- **Exercise task**
Write out every line of the material exactly as it appears.

Entries taken from a collection:

═══

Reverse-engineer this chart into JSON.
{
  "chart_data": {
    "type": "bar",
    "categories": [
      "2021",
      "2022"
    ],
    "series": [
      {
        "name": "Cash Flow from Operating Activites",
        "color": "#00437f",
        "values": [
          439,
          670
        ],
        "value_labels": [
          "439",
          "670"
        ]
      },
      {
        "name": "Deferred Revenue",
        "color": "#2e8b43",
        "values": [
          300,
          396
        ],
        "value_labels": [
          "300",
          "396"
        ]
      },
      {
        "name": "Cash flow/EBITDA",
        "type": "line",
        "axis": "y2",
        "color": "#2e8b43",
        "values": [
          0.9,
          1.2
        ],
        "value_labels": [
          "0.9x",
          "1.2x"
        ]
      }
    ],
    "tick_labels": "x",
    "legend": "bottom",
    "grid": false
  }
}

═══

- **Output of the exercise**
Reverse-engineer this chart into JSON.
{
  "chart_data": {
    "type": "bar",
    "categories": [
      "2021",
      "2022"
    ],
    "series": [
      {
        "name": "Cash Flow from Operating Activites",
        "color": "#00437f",
        "values": [
          439,
          670
        ],
        "value_labels": [
          "439",
          "670"
        ]
      },
      {
        "name": "Deferred Revenue",
        "color": "#2e8b43",
        "values": [
          300,
          396
        ],
        "value_labels": [
          "300",
          "396"
        ]
      },
      {
        "name": "Cash flow/EBITDA",
        "type": "line",
        "axis": "y2",
        "color": "#2e8b43",
        "values": [
          0.9,
          1.2
        ],
        "value_labels": [
          "0.9x",
          "1.2x"
        ]
      }
    ],
    "tick_labels": "x",
    "legend": "bottom",
    "grid": false
  }
}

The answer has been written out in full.